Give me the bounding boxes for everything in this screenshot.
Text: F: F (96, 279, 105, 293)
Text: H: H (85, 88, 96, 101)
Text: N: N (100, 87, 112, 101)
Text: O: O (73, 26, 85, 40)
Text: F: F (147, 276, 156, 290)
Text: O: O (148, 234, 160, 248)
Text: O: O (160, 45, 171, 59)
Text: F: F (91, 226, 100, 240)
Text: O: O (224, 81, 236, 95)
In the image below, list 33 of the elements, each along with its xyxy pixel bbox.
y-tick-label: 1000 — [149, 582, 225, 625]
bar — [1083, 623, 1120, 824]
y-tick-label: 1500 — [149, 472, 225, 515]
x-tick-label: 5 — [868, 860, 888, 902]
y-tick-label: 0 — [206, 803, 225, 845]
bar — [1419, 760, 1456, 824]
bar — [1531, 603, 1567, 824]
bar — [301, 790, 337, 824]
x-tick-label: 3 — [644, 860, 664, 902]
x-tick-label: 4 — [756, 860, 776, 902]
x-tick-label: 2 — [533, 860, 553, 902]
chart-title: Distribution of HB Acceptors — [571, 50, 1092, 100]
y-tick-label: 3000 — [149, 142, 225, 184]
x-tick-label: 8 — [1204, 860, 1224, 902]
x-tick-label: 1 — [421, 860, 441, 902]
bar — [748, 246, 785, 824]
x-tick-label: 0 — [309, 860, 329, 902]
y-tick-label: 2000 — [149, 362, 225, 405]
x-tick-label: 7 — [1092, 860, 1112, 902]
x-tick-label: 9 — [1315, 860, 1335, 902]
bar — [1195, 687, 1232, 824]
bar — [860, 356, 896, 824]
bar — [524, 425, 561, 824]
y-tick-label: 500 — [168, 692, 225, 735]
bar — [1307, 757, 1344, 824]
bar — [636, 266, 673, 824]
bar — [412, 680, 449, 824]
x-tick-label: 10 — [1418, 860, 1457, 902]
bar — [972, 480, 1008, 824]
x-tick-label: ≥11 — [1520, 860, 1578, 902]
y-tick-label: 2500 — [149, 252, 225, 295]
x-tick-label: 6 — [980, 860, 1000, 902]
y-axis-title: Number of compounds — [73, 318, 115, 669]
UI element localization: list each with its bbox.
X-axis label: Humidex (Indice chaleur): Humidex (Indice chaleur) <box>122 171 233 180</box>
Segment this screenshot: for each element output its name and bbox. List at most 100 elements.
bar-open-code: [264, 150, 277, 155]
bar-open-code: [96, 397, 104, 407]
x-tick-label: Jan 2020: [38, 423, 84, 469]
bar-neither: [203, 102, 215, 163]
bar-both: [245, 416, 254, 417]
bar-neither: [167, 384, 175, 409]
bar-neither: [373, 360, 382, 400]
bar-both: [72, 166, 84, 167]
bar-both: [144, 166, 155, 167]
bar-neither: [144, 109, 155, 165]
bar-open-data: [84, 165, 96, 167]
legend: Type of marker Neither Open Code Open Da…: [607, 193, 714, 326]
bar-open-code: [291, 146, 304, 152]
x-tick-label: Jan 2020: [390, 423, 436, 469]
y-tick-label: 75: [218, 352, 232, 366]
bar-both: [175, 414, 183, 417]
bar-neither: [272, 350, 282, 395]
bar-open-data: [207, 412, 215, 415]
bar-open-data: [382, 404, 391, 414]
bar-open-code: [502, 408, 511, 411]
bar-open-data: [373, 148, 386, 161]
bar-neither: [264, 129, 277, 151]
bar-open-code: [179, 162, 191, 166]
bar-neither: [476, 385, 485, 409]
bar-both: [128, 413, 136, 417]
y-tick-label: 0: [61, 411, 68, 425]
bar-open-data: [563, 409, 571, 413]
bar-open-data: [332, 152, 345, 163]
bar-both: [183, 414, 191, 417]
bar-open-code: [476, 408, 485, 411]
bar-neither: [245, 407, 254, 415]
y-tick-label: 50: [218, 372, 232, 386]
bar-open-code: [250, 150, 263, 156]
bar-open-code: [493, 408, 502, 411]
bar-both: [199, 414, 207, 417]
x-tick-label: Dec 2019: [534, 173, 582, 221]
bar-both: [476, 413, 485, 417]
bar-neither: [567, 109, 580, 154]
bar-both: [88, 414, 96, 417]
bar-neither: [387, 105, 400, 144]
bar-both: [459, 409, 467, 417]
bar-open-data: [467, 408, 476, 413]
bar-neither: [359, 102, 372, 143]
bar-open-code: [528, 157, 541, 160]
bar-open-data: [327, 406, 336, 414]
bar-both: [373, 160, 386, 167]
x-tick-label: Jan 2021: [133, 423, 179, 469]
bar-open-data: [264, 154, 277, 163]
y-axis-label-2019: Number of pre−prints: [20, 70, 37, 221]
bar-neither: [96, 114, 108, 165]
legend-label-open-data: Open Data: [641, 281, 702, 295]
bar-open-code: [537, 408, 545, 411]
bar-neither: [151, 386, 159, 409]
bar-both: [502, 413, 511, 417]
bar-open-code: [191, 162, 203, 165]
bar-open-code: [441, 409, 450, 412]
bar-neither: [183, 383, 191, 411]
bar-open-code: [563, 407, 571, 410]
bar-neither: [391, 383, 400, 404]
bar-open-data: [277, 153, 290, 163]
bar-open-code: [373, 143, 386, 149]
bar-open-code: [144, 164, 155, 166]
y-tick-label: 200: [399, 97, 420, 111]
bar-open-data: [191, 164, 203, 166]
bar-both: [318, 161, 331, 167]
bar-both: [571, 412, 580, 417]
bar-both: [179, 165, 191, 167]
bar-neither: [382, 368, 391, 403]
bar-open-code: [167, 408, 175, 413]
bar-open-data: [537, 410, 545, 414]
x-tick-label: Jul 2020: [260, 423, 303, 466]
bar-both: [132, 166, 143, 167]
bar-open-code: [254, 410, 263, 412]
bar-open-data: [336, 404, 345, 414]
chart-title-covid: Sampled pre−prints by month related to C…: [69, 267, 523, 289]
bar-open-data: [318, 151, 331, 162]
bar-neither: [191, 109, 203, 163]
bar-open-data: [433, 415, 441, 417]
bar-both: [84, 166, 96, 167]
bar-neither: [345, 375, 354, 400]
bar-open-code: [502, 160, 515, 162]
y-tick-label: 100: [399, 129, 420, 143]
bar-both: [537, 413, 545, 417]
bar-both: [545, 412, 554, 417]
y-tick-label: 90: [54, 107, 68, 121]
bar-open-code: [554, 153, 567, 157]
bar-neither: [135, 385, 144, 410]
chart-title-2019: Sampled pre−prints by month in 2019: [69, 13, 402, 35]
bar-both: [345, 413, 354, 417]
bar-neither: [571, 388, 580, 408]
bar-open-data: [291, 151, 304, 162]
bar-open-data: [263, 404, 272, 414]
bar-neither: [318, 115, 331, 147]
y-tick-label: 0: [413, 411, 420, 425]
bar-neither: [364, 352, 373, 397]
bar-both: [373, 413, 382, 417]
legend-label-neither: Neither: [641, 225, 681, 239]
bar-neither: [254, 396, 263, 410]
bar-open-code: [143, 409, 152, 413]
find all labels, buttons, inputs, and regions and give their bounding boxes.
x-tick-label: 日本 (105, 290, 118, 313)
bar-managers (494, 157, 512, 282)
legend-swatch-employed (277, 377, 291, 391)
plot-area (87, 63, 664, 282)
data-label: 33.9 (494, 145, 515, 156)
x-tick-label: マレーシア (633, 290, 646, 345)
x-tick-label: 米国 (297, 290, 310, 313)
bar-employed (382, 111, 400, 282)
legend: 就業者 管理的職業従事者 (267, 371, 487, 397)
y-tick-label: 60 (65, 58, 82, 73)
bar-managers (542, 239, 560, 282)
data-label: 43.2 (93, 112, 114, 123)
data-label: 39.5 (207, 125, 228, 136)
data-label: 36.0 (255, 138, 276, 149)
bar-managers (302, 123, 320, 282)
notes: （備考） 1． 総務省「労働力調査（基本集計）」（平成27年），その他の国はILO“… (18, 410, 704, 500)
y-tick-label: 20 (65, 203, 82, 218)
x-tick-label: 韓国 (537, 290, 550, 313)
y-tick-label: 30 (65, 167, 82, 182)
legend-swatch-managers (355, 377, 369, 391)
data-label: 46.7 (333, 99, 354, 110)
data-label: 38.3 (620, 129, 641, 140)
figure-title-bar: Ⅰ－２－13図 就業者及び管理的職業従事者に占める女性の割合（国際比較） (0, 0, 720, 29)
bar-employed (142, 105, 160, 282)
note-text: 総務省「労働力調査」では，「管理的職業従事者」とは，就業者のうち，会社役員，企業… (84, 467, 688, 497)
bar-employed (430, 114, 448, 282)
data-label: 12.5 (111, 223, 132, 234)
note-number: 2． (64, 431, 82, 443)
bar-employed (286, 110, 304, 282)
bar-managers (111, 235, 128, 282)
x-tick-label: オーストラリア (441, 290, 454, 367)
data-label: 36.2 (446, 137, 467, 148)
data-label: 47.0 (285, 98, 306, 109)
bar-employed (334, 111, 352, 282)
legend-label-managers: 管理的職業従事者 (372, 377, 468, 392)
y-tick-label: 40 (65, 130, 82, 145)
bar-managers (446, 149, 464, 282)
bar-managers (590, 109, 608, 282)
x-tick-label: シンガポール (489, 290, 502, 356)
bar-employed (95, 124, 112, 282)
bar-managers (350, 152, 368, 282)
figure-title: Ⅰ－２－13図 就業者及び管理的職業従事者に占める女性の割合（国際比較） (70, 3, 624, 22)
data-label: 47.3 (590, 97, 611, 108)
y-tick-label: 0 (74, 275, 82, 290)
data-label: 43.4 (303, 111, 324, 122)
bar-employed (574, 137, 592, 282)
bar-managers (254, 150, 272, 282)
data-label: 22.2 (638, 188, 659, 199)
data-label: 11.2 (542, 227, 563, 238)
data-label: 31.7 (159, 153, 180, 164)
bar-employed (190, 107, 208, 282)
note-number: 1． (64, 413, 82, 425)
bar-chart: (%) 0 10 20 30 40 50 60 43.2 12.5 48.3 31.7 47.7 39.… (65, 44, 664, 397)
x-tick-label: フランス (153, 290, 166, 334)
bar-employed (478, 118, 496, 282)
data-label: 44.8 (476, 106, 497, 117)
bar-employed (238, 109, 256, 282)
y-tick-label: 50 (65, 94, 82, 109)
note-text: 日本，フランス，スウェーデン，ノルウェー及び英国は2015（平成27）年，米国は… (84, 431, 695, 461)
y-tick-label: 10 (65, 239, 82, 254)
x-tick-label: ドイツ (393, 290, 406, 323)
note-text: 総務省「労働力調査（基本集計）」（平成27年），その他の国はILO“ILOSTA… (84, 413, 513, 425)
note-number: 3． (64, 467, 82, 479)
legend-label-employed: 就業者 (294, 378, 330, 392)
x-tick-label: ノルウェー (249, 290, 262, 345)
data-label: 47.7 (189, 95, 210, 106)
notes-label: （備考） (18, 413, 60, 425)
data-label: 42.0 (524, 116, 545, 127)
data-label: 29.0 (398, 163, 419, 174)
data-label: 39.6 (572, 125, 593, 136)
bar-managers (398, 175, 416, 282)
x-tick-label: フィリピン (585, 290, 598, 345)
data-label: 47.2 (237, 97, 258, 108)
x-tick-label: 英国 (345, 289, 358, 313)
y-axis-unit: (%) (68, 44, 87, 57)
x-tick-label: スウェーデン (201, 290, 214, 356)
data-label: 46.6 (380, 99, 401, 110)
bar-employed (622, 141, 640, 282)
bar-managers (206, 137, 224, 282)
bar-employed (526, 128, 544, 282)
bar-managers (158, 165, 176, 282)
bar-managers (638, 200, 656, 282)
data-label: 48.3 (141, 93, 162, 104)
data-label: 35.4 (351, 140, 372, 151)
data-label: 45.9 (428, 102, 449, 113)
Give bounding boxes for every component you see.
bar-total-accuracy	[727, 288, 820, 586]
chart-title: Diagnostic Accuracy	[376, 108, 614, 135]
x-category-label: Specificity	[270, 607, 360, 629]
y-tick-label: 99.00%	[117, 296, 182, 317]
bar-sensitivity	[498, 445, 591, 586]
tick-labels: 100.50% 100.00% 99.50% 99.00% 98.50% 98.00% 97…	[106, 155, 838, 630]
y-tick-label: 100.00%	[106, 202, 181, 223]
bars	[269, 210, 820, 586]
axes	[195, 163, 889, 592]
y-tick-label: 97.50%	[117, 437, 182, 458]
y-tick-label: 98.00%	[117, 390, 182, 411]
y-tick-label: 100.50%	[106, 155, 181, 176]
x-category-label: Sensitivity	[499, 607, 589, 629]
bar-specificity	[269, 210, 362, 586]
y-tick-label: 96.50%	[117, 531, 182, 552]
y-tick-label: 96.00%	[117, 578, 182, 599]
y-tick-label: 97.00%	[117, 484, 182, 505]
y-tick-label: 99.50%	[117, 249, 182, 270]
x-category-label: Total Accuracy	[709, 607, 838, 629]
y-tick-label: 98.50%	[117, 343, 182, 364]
:::::
Copy the rows from the first line through the line containing "Text: O: O (160, 45, 171, 59)", switching "screenshot" to "image" and leaving everything else unchanged.

Give me the bounding boxes for everything in this image.
Text: F: F (96, 279, 105, 293)
Text: H: H (85, 88, 96, 101)
Text: N: N (100, 87, 112, 101)
Text: O: O (73, 26, 85, 40)
Text: F: F (147, 276, 156, 290)
Text: O: O (148, 234, 160, 248)
Text: O: O (160, 45, 171, 59)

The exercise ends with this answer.